Provided data
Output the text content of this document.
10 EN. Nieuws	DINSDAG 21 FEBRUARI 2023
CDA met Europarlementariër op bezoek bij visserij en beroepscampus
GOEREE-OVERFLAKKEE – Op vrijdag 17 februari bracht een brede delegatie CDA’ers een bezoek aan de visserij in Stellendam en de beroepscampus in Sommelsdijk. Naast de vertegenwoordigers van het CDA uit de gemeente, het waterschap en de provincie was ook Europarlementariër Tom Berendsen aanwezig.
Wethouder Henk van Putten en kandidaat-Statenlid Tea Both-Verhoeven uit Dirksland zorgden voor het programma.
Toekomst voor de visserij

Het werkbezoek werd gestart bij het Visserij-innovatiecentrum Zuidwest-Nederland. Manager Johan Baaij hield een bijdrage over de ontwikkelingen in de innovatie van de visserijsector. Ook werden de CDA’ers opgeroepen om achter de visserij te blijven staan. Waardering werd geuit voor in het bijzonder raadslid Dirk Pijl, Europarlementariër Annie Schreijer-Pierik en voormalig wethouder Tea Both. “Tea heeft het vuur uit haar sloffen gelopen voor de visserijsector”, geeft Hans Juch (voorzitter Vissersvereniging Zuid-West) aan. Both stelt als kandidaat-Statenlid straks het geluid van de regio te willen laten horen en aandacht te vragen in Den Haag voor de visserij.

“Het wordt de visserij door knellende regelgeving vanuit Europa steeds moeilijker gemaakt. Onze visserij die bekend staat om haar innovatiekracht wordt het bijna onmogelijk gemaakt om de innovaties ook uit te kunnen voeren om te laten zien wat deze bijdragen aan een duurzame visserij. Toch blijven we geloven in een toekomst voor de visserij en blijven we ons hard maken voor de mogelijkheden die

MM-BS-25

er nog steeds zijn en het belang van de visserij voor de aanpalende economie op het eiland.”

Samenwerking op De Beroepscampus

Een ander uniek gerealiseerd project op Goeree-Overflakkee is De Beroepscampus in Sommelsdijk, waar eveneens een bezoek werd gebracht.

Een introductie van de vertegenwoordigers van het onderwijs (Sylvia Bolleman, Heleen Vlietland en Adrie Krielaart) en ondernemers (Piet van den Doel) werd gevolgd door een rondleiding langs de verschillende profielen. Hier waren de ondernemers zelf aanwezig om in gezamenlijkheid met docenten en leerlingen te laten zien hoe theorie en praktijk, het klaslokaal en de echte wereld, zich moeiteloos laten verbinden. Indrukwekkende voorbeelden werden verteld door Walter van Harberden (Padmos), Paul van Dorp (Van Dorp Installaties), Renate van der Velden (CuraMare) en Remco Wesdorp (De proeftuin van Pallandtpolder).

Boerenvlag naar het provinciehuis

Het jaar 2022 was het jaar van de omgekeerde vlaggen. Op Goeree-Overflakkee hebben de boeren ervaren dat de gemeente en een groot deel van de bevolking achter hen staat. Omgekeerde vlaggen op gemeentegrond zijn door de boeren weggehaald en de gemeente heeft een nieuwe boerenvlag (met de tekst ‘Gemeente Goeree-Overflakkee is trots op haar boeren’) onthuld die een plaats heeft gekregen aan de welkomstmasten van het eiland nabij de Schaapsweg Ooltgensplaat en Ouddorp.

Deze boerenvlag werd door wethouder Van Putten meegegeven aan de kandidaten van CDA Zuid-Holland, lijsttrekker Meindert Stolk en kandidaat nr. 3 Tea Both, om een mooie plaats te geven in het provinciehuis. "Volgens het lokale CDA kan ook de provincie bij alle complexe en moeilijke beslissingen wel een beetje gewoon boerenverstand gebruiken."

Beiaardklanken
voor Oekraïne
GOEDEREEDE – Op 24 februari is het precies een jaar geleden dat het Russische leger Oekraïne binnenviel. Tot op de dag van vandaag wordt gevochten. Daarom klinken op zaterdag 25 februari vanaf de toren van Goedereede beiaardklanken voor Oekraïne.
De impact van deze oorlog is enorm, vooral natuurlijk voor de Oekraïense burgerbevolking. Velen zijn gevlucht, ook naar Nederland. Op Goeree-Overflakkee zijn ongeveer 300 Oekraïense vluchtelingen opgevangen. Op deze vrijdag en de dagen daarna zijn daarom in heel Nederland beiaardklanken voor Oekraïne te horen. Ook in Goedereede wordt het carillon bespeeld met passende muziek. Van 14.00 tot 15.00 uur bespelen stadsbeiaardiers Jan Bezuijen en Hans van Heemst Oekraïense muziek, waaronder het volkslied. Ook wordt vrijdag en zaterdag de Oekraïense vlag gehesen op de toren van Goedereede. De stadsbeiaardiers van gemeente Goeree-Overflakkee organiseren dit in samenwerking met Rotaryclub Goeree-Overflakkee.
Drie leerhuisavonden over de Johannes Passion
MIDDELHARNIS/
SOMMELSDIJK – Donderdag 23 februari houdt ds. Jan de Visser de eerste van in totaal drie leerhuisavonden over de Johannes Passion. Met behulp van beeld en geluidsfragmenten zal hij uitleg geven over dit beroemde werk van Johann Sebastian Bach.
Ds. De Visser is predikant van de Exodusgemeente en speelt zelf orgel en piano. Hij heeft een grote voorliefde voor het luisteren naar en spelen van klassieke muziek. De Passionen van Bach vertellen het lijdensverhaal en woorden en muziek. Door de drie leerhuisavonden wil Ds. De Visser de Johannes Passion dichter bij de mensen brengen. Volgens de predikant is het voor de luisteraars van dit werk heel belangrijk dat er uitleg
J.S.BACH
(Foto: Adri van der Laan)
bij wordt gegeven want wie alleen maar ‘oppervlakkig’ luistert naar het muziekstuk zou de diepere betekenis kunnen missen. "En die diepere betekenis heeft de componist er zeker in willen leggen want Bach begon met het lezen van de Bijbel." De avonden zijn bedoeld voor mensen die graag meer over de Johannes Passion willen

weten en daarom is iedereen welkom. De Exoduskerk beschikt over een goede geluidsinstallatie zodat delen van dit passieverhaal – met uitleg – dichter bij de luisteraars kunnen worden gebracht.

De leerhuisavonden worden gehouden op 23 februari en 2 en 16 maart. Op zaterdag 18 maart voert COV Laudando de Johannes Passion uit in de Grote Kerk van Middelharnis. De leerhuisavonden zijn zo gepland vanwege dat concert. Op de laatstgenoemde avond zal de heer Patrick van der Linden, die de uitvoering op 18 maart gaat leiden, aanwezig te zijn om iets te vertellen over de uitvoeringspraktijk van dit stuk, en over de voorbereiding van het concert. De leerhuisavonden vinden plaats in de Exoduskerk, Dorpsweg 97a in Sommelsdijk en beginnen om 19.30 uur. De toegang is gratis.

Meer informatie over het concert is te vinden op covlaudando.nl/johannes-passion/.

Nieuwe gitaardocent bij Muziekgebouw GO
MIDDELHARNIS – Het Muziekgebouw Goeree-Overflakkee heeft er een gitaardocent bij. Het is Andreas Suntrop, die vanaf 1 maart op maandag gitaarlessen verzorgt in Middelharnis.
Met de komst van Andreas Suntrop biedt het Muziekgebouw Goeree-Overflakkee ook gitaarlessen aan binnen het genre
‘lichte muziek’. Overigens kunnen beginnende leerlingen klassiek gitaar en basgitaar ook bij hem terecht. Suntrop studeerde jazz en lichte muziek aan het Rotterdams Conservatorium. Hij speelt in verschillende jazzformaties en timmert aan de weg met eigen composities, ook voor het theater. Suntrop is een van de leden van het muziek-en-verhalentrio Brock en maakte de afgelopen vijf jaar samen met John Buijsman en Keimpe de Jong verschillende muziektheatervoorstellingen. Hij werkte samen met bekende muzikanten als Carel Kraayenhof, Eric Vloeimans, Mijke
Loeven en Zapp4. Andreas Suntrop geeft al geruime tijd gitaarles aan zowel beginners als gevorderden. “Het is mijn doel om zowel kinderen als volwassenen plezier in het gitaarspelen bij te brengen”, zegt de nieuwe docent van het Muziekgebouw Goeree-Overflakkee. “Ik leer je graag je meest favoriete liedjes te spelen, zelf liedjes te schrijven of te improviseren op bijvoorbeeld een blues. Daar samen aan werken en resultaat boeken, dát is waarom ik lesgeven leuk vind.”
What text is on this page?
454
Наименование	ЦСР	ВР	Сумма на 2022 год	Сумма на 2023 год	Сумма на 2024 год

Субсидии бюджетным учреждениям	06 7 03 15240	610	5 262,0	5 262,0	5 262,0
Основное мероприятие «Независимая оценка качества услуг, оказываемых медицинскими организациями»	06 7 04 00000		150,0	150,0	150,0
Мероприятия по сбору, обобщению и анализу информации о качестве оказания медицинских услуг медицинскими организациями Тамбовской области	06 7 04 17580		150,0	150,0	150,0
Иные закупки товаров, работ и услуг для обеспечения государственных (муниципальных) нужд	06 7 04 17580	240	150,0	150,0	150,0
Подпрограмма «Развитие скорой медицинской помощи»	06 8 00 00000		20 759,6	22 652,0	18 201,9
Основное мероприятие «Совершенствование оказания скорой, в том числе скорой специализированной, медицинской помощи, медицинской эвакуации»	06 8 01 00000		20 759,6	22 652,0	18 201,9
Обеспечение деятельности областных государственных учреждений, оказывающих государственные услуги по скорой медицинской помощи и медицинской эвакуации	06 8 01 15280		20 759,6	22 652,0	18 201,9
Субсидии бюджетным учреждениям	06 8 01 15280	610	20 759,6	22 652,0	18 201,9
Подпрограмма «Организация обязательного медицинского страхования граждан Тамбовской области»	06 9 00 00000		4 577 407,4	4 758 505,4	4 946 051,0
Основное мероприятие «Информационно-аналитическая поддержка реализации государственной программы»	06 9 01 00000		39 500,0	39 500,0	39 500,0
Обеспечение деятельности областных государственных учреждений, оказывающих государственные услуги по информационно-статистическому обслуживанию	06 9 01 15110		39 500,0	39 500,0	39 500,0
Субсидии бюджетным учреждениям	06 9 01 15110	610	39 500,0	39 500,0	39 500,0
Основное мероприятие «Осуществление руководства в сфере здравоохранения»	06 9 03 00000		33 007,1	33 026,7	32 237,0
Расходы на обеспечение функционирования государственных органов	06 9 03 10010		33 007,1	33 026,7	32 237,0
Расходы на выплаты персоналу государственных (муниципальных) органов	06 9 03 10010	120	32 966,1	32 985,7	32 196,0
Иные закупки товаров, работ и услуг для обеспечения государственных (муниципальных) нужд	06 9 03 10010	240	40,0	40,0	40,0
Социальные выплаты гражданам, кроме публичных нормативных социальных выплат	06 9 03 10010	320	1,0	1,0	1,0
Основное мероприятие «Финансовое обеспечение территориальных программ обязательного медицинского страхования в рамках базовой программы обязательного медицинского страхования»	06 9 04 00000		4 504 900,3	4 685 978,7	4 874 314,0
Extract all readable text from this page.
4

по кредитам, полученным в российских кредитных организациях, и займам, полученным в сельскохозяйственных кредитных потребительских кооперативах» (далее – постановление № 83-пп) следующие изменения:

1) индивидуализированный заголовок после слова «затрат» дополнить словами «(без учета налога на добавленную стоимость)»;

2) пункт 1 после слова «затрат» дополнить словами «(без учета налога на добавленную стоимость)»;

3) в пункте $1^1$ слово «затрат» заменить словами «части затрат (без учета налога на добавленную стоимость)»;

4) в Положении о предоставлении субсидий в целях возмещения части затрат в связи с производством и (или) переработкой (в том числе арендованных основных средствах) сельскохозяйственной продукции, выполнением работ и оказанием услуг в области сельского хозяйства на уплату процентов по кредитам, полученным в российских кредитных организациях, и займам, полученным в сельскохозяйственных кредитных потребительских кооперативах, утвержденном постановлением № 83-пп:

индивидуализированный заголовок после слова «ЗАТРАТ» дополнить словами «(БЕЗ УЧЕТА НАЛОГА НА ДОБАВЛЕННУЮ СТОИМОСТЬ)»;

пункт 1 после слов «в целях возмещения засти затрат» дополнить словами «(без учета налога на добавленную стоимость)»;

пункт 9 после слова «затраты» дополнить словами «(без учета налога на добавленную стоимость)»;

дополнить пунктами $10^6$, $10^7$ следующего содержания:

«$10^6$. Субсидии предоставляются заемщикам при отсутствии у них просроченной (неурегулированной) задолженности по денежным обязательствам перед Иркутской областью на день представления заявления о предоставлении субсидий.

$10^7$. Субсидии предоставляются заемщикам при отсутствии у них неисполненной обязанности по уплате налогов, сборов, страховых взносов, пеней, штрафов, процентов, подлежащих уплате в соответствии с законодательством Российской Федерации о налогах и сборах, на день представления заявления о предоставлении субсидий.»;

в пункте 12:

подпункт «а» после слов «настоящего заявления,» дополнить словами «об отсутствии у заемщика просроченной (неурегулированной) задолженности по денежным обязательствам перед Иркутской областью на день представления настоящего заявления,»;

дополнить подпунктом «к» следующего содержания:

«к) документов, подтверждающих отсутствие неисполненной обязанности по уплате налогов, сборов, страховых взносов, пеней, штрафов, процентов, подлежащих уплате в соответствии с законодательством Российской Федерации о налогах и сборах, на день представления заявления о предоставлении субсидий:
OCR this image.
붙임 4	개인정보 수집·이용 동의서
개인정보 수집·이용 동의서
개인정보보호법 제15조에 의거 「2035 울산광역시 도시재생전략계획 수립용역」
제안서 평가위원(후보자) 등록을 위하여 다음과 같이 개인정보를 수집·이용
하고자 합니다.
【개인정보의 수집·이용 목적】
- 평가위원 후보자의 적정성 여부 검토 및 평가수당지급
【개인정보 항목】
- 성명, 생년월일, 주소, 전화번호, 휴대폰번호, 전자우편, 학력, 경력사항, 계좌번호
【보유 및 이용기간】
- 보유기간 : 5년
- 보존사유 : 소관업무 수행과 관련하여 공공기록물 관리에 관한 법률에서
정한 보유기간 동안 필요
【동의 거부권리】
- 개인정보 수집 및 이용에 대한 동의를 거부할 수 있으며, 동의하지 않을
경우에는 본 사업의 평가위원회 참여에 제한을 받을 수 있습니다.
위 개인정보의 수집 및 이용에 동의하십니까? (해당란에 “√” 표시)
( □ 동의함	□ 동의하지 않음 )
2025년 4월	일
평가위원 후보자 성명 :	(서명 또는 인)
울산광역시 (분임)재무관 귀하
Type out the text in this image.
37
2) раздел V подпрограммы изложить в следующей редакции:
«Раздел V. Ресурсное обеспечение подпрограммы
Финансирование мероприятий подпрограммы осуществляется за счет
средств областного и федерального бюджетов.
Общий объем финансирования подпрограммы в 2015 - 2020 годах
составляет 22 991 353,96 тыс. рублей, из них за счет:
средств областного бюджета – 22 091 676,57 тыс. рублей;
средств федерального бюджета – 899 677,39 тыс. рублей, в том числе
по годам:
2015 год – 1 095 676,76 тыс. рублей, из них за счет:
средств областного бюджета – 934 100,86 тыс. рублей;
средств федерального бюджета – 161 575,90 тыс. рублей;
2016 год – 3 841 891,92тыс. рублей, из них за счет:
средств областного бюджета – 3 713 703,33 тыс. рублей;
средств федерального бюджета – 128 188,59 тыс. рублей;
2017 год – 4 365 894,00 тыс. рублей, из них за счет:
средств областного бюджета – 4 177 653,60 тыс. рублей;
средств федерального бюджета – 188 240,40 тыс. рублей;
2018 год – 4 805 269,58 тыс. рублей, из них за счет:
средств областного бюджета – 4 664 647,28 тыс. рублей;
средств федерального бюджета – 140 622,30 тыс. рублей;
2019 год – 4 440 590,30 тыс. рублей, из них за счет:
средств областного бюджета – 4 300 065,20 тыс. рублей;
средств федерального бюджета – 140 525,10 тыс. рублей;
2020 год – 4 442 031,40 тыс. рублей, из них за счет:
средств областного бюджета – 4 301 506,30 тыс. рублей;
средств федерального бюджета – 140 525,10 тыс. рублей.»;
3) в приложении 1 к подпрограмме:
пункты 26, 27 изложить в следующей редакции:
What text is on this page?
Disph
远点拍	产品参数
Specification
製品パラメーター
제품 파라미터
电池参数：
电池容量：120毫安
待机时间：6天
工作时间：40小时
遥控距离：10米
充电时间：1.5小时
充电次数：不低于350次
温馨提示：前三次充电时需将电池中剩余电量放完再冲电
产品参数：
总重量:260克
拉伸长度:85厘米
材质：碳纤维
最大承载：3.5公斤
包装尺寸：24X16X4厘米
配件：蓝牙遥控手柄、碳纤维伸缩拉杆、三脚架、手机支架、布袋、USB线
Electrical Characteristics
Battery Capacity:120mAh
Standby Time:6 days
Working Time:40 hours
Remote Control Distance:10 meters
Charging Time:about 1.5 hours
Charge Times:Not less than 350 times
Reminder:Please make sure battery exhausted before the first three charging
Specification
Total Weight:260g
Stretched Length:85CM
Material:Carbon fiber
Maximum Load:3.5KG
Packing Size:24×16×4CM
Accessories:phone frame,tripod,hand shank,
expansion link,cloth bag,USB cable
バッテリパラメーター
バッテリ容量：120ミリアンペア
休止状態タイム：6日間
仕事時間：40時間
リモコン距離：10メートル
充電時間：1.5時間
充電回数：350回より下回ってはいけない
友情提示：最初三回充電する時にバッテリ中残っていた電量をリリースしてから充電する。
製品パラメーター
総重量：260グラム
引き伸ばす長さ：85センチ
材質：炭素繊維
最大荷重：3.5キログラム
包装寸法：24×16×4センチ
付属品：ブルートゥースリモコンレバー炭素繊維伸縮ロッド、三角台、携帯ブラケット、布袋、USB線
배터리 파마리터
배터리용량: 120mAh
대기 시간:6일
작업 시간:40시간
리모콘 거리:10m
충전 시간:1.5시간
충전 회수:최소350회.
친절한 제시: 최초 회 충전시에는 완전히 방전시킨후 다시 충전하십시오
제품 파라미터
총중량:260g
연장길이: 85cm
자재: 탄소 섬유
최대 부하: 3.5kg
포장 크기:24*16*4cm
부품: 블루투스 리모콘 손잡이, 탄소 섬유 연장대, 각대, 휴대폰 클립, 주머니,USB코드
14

What is being asked
Collect the complete line wherever the string "штрафов" appears in the records.

Exercise answer
$10^7$. Субсидии предоставляются заемщикам при отсутствии у них неисполненной обязанности по уплате налогов, сборов, страховых взносов, пеней, штрафов, процентов, подлежащих уплате в соответствии с законодательством Российской Федерации о налогах и сборах, на день представления заявления о предоставлении субсидий.»;
«к) документов, подтверждающих отсутствие неисполненной обязанности по уплате налогов, сборов, страховых взносов, пеней, штрафов, процентов, подлежащих уплате в соответствии с законодательством Российской Федерации о налогах и сборах, на день представления заявления о предоставлении субсидий:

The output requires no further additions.